What follows is a block of records; restate each one word for word.

Records supplied:
= = = =
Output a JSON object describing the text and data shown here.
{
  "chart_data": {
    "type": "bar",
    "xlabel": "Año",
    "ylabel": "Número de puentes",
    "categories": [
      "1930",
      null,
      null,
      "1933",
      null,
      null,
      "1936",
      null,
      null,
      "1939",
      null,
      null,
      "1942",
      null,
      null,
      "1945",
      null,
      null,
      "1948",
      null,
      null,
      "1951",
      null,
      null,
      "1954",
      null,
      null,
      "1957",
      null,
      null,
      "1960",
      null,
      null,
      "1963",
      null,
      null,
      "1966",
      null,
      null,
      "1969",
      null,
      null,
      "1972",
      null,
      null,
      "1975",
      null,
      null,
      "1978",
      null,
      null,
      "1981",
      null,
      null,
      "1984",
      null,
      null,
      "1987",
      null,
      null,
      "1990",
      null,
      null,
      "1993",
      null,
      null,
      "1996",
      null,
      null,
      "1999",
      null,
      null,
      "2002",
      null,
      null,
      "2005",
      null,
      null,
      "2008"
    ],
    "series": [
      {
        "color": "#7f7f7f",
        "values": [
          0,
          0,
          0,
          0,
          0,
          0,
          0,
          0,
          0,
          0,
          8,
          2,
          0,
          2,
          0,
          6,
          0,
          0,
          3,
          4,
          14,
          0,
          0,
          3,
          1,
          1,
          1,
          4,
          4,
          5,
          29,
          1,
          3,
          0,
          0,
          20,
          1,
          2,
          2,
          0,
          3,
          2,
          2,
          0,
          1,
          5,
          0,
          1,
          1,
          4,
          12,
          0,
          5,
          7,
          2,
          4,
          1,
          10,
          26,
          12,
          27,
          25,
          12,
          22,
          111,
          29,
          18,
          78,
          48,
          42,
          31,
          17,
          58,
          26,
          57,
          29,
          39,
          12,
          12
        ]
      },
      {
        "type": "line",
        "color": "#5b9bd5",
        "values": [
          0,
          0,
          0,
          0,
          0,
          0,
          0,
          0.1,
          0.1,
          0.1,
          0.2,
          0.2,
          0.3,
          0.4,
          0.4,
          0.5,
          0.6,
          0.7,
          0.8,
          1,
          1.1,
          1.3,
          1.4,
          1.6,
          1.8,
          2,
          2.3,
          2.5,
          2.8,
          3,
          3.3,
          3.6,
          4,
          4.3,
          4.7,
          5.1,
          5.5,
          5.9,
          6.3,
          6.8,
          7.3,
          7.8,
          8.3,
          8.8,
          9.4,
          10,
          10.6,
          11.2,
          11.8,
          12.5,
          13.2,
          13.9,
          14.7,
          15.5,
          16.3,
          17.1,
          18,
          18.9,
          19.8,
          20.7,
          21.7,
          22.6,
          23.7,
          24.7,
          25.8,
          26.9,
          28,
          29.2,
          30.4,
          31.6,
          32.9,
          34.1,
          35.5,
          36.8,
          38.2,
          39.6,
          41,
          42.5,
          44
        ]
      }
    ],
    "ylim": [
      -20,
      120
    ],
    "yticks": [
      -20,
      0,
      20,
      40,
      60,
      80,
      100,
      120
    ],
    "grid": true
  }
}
= = = =
The answer:
Output a JSON object describing the text and data shown here.
{
  "chart_data": {
    "type": "bar",
    "xlabel": "Año",
    "ylabel": "Número de puentes",
    "categories": [
      "1930",
      null,
      null,
      "1933",
      null,
      null,
      "1936",
      null,
      null,
      "1939",
      null,
      null,
      "1942",
      null,
      null,
      "1945",
      null,
      null,
      "1948",
      null,
      null,
      "1951",
      null,
      null,
      "1954",
      null,
      null,
      "1957",
      null,
      null,
      "1960",
      null,
      null,
      "1963",
      null,
      null,
      "1966",
      null,
      null,
      "1969",
      null,
      null,
      "1972",
      null,
      null,
      "1975",
      null,
      null,
      "1978",
      null,
      null,
      "1981",
      null,
      null,
      "1984",
      null,
      null,
      "1987",
      null,
      null,
      "1990",
      null,
      null,
      "1993",
      null,
      null,
      "1996",
      null,
      null,
      "1999",
      null,
      null,
      "2002",
      null,
      null,
      "2005",
      null,
      null,
      "2008"
    ],
    "series": [
      {
        "color": "#7f7f7f",
        "values": [
          0,
          0,
          0,
          0,
          0,
          0,
          0,
          0,
          0,
          0,
          8,
          2,
          0,
          2,
          0,
          6,
          0,
          0,
          3,
          4,
          14,
          0,
          0,
          3,
          1,
          1,
          1,
          4,
          4,
          5,
          29,
          1,
          3,
          0,
          0,
          20,
          1,
          2,
          2,
          0,
          3,
          2,
          2,
          0,
          1,
          5,
          0,
          1,
          1,
          4,
          12,
          0,
          5,
          7,
          2,
          4,
          1,
          10,
          26,
          12,
          27,
          25,
          12,
          22,
          111,
          29,
          18,
          78,
          48,
          42,
          31,
          17,
          58,
          26,
          57,
          29,
          39,
          12,
          12
        ]
      },
      {
        "type": "line",
        "color": "#5b9bd5",
        "values": [
          0,
          0,
          0,
          0,
          0,
          0,
          0,
          0.1,
          0.1,
          0.1,
          0.2,
          0.2,
          0.3,
          0.4,
          0.4,
          0.5,
          0.6,
          0.7,
          0.8,
          1,
          1.1,
          1.3,
          1.4,
          1.6,
          1.8,
          2,
          2.3,
          2.5,
          2.8,
          3,
          3.3,
          3.6,
          4,
          4.3,
          4.7,
          5.1,
          5.5,
          5.9,
          6.3,
          6.8,
          7.3,
          7.8,
          8.3,
          8.8,
          9.4,
          10,
          10.6,
          11.2,
          11.8,
          12.5,
          13.2,
          13.9,
          14.7,
          15.5,
          16.3,
          17.1,
          18,
          18.9,
          19.8,
          20.7,
          21.7,
          22.6,
          23.7,
          24.7,
          25.8,
          26.9,
          28,
          29.2,
          30.4,
          31.6,
          32.9,
          34.1,
          35.5,
          36.8,
          38.2,
          39.6,
          41,
          42.5,
          44
        ]
      }
    ],
    "ylim": [
      -20,
      120
    ],
    "yticks": [
      -20,
      0,
      20,
      40,
      60,
      80,
      100,
      120
    ],
    "grid": true
  }
}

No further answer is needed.